| Source data |
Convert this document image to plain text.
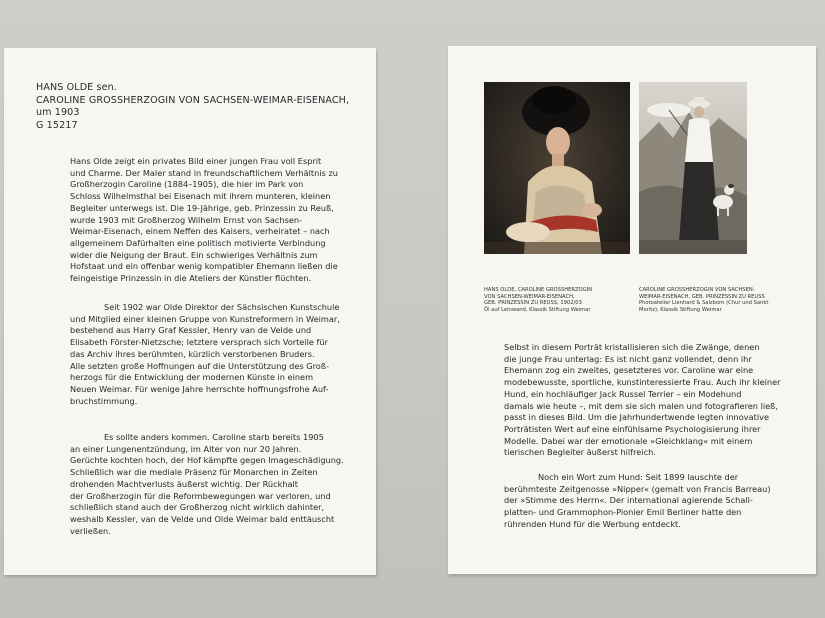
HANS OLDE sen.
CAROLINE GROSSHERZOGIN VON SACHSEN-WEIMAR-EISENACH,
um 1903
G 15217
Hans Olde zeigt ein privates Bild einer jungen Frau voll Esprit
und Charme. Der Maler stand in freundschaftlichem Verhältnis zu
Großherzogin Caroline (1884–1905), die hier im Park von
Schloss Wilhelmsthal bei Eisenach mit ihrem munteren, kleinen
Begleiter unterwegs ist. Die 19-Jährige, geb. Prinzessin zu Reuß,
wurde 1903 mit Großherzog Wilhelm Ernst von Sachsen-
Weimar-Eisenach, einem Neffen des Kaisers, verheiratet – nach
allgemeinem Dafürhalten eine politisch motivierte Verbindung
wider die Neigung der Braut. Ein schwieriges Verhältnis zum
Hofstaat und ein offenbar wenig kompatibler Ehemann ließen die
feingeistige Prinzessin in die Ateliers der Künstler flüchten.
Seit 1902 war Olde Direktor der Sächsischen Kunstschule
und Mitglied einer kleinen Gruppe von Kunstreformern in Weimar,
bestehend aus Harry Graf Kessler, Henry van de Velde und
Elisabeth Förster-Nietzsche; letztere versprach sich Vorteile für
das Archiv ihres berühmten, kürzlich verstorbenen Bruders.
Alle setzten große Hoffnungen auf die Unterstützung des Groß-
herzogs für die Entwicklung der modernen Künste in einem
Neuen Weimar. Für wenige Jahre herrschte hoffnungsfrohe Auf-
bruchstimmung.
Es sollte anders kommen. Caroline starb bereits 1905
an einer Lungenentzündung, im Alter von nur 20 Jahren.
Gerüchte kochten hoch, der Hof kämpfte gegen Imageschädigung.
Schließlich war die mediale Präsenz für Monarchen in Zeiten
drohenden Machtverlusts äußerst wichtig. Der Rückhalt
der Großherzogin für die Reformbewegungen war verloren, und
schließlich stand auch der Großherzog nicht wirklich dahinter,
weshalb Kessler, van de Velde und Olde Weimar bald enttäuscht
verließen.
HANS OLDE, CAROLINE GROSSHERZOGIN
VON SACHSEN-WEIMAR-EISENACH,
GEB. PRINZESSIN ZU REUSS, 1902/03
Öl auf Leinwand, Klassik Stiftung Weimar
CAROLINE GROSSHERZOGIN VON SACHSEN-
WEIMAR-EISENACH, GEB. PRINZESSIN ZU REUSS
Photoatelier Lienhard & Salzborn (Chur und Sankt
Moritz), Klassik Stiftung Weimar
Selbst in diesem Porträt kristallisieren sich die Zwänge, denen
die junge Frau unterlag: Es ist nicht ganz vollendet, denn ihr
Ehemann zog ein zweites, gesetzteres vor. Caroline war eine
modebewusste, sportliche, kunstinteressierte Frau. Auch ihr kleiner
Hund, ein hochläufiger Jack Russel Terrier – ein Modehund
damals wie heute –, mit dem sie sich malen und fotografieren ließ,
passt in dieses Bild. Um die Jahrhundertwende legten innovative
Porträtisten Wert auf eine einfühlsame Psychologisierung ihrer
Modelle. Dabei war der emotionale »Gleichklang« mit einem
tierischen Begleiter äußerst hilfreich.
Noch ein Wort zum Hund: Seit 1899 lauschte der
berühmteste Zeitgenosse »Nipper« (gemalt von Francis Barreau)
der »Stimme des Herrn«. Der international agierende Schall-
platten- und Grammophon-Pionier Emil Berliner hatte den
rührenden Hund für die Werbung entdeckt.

| Exercise goal |
Count the lines in the records above that contain the word "stand", and reply with only that number.

| Answer to this problem |
2